** Task objective **
What is needed here is an exact copy of every entry.
>> begin
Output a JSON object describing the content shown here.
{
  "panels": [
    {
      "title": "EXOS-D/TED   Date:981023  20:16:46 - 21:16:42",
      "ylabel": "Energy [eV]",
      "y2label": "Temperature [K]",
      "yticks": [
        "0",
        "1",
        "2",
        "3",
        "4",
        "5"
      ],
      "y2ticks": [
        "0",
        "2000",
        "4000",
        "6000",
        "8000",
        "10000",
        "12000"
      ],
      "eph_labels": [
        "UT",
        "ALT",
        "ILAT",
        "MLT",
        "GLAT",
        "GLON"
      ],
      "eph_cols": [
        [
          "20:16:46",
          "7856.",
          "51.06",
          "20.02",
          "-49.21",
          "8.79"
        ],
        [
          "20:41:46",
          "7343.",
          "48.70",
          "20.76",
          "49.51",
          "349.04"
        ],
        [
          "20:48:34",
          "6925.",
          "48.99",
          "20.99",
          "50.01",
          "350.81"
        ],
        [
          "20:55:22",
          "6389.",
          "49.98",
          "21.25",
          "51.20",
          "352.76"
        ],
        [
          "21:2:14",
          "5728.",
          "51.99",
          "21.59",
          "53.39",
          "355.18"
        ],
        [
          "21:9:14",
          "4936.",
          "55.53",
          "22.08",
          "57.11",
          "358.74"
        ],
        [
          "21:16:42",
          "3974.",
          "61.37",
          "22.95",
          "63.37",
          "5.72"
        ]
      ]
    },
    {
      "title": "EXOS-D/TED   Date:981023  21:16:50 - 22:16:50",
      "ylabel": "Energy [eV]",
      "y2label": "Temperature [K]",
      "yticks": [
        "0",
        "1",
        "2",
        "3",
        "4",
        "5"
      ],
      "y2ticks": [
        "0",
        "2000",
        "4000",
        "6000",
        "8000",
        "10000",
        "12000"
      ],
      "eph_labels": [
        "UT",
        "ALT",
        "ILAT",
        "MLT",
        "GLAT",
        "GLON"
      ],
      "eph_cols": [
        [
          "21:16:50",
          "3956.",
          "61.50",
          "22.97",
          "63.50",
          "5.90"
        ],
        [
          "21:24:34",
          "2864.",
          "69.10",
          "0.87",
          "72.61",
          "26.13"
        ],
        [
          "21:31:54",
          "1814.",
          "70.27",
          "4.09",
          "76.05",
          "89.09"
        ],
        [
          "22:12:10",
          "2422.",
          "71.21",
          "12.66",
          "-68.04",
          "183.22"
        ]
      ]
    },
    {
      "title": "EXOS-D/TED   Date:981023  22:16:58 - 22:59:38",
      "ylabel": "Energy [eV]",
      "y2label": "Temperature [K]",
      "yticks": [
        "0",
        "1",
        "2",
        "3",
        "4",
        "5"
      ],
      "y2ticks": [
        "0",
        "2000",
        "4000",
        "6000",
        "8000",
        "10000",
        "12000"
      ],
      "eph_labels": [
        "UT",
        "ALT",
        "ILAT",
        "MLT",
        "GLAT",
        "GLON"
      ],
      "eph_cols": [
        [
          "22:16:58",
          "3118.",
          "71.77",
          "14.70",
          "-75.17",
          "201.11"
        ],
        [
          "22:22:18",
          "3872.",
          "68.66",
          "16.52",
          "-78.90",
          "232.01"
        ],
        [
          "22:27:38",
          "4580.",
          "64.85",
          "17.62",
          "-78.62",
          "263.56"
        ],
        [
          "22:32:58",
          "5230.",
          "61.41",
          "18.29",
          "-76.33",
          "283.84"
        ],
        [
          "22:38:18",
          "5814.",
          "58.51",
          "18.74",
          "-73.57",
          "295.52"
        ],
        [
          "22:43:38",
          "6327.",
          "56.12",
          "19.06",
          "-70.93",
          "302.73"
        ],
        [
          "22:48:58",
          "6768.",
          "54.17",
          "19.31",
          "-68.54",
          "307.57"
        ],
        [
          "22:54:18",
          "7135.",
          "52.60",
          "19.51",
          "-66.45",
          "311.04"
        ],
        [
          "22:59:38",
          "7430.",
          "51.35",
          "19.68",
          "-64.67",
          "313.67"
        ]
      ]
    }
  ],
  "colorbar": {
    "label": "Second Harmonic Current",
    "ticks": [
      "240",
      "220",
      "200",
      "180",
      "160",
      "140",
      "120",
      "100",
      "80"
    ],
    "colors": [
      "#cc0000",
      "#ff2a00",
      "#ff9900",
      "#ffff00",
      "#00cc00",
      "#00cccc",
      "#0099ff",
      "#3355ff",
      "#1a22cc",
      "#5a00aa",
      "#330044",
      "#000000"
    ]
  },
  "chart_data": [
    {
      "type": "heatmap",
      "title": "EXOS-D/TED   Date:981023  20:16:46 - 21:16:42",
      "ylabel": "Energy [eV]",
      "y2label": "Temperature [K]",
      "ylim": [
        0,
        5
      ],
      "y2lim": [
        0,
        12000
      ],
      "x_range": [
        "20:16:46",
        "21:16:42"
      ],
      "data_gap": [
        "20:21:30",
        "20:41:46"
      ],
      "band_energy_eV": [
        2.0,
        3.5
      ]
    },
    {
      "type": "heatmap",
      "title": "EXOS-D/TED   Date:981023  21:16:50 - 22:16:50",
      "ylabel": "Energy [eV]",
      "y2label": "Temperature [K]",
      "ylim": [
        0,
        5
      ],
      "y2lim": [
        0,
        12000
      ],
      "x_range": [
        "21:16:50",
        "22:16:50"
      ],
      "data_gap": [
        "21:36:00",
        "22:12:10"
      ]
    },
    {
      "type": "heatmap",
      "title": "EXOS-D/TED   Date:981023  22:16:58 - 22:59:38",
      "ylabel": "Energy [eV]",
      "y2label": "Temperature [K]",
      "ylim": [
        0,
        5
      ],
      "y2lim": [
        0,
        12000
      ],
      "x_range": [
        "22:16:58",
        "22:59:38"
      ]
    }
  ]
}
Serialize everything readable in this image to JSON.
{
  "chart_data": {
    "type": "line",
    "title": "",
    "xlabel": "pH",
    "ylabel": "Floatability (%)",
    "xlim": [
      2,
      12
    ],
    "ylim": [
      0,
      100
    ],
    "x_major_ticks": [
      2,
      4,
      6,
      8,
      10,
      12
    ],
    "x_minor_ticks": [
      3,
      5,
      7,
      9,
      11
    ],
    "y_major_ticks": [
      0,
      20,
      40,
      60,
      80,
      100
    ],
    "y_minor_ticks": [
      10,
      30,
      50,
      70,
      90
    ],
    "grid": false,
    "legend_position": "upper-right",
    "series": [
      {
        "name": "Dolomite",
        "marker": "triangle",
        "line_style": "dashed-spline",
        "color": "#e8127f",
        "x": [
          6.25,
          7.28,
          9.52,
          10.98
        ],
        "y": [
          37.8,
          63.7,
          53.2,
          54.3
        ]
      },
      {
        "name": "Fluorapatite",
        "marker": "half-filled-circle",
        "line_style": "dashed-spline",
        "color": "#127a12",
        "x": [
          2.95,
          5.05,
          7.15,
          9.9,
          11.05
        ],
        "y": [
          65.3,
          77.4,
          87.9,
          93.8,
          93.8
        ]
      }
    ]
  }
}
>> end
** Problem solution **
Output a JSON object describing the content shown here.
{
  "panels": [
    {
      "title": "EXOS-D/TED   Date:981023  20:16:46 - 21:16:42",
      "ylabel": "Energy [eV]",
      "y2label": "Temperature [K]",
      "yticks": [
        "0",
        "1",
        "2",
        "3",
        "4",
        "5"
      ],
      "y2ticks": [
        "0",
        "2000",
        "4000",
        "6000",
        "8000",
        "10000",
        "12000"
      ],
      "eph_labels": [
        "UT",
        "ALT",
        "ILAT",
        "MLT",
        "GLAT",
        "GLON"
      ],
      "eph_cols": [
        [
          "20:16:46",
          "7856.",
          "51.06",
          "20.02",
          "-49.21",
          "8.79"
        ],
        [
          "20:41:46",
          "7343.",
          "48.70",
          "20.76",
          "49.51",
          "349.04"
        ],
        [
          "20:48:34",
          "6925.",
          "48.99",
          "20.99",
          "50.01",
          "350.81"
        ],
        [
          "20:55:22",
          "6389.",
          "49.98",
          "21.25",
          "51.20",
          "352.76"
        ],
        [
          "21:2:14",
          "5728.",
          "51.99",
          "21.59",
          "53.39",
          "355.18"
        ],
        [
          "21:9:14",
          "4936.",
          "55.53",
          "22.08",
          "57.11",
          "358.74"
        ],
        [
          "21:16:42",
          "3974.",
          "61.37",
          "22.95",
          "63.37",
          "5.72"
        ]
      ]
    },
    {
      "title": "EXOS-D/TED   Date:981023  21:16:50 - 22:16:50",
      "ylabel": "Energy [eV]",
      "y2label": "Temperature [K]",
      "yticks": [
        "0",
        "1",
        "2",
        "3",
        "4",
        "5"
      ],
      "y2ticks": [
        "0",
        "2000",
        "4000",
        "6000",
        "8000",
        "10000",
        "12000"
      ],
      "eph_labels": [
        "UT",
        "ALT",
        "ILAT",
        "MLT",
        "GLAT",
        "GLON"
      ],
      "eph_cols": [
        [
          "21:16:50",
          "3956.",
          "61.50",
          "22.97",
          "63.50",
          "5.90"
        ],
        [
          "21:24:34",
          "2864.",
          "69.10",
          "0.87",
          "72.61",
          "26.13"
        ],
        [
          "21:31:54",
          "1814.",
          "70.27",
          "4.09",
          "76.05",
          "89.09"
        ],
        [
          "22:12:10",
          "2422.",
          "71.21",
          "12.66",
          "-68.04",
          "183.22"
        ]
      ]
    },
    {
      "title": "EXOS-D/TED   Date:981023  22:16:58 - 22:59:38",
      "ylabel": "Energy [eV]",
      "y2label": "Temperature [K]",
      "yticks": [
        "0",
        "1",
        "2",
        "3",
        "4",
        "5"
      ],
      "y2ticks": [
        "0",
        "2000",
        "4000",
        "6000",
        "8000",
        "10000",
        "12000"
      ],
      "eph_labels": [
        "UT",
        "ALT",
        "ILAT",
        "MLT",
        "GLAT",
        "GLON"
      ],
      "eph_cols": [
        [
          "22:16:58",
          "3118.",
          "71.77",
          "14.70",
          "-75.17",
          "201.11"
        ],
        [
          "22:22:18",
          "3872.",
          "68.66",
          "16.52",
          "-78.90",
          "232.01"
        ],
        [
          "22:27:38",
          "4580.",
          "64.85",
          "17.62",
          "-78.62",
          "263.56"
        ],
        [
          "22:32:58",
          "5230.",
          "61.41",
          "18.29",
          "-76.33",
          "283.84"
        ],
        [
          "22:38:18",
          "5814.",
          "58.51",
          "18.74",
          "-73.57",
          "295.52"
        ],
        [
          "22:43:38",
          "6327.",
          "56.12",
          "19.06",
          "-70.93",
          "302.73"
        ],
        [
          "22:48:58",
          "6768.",
          "54.17",
          "19.31",
          "-68.54",
          "307.57"
        ],
        [
          "22:54:18",
          "7135.",
          "52.60",
          "19.51",
          "-66.45",
          "311.04"
        ],
        [
          "22:59:38",
          "7430.",
          "51.35",
          "19.68",
          "-64.67",
          "313.67"
        ]
      ]
    }
  ],
  "colorbar": {
    "label": "Second Harmonic Current",
    "ticks": [
      "240",
      "220",
      "200",
      "180",
      "160",
      "140",
      "120",
      "100",
      "80"
    ],
    "colors": [
      "#cc0000",
      "#ff2a00",
      "#ff9900",
      "#ffff00",
      "#00cc00",
      "#00cccc",
      "#0099ff",
      "#3355ff",
      "#1a22cc",
      "#5a00aa",
      "#330044",
      "#000000"
    ]
  },
  "chart_data": [
    {
      "type": "heatmap",
      "title": "EXOS-D/TED   Date:981023  20:16:46 - 21:16:42",
      "ylabel": "Energy [eV]",
      "y2label": "Temperature [K]",
      "ylim": [
        0,
        5
      ],
      "y2lim": [
        0,
        12000
      ],
      "x_range": [
        "20:16:46",
        "21:16:42"
      ],
      "data_gap": [
        "20:21:30",
        "20:41:46"
      ],
      "band_energy_eV": [
        2.0,
        3.5
      ]
    },
    {
      "type": "heatmap",
      "title": "EXOS-D/TED   Date:981023  21:16:50 - 22:16:50",
      "ylabel": "Energy [eV]",
      "y2label": "Temperature [K]",
      "ylim": [
        0,
        5
      ],
      "y2lim": [
        0,
        12000
      ],
      "x_range": [
        "21:16:50",
        "22:16:50"
      ],
      "data_gap": [
        "21:36:00",
        "22:12:10"
      ]
    },
    {
      "type": "heatmap",
      "title": "EXOS-D/TED   Date:981023  22:16:58 - 22:59:38",
      "ylabel": "Energy [eV]",
      "y2label": "Temperature [K]",
      "ylim": [
        0,
        5
      ],
      "y2lim": [
        0,
        12000
      ],
      "x_range": [
        "22:16:58",
        "22:59:38"
      ]
    }
  ]
}
Serialize everything readable in this image to JSON.
{
  "chart_data": {
    "type": "line",
    "title": "",
    "xlabel": "pH",
    "ylabel": "Floatability (%)",
    "xlim": [
      2,
      12
    ],
    "ylim": [
      0,
      100
    ],
    "x_major_ticks": [
      2,
      4,
      6,
      8,
      10,
      12
    ],
    "x_minor_ticks": [
      3,
      5,
      7,
      9,
      11
    ],
    "y_major_ticks": [
      0,
      20,
      40,
      60,
      80,
      100
    ],
    "y_minor_ticks": [
      10,
      30,
      50,
      70,
      90
    ],
    "grid": false,
    "legend_position": "upper-right",
    "series": [
      {
        "name": "Dolomite",
        "marker": "triangle",
        "line_style": "dashed-spline",
        "color": "#e8127f",
        "x": [
          6.25,
          7.28,
          9.52,
          10.98
        ],
        "y": [
          37.8,
          63.7,
          53.2,
          54.3
        ]
      },
      {
        "name": "Fluorapatite",
        "marker": "half-filled-circle",
        "line_style": "dashed-spline",
        "color": "#127a12",
        "x": [
          2.95,
          5.05,
          7.15,
          9.9,
          11.05
        ],
        "y": [
          65.3,
          77.4,
          87.9,
          93.8,
          93.8
        ]
      }
    ]
  }
}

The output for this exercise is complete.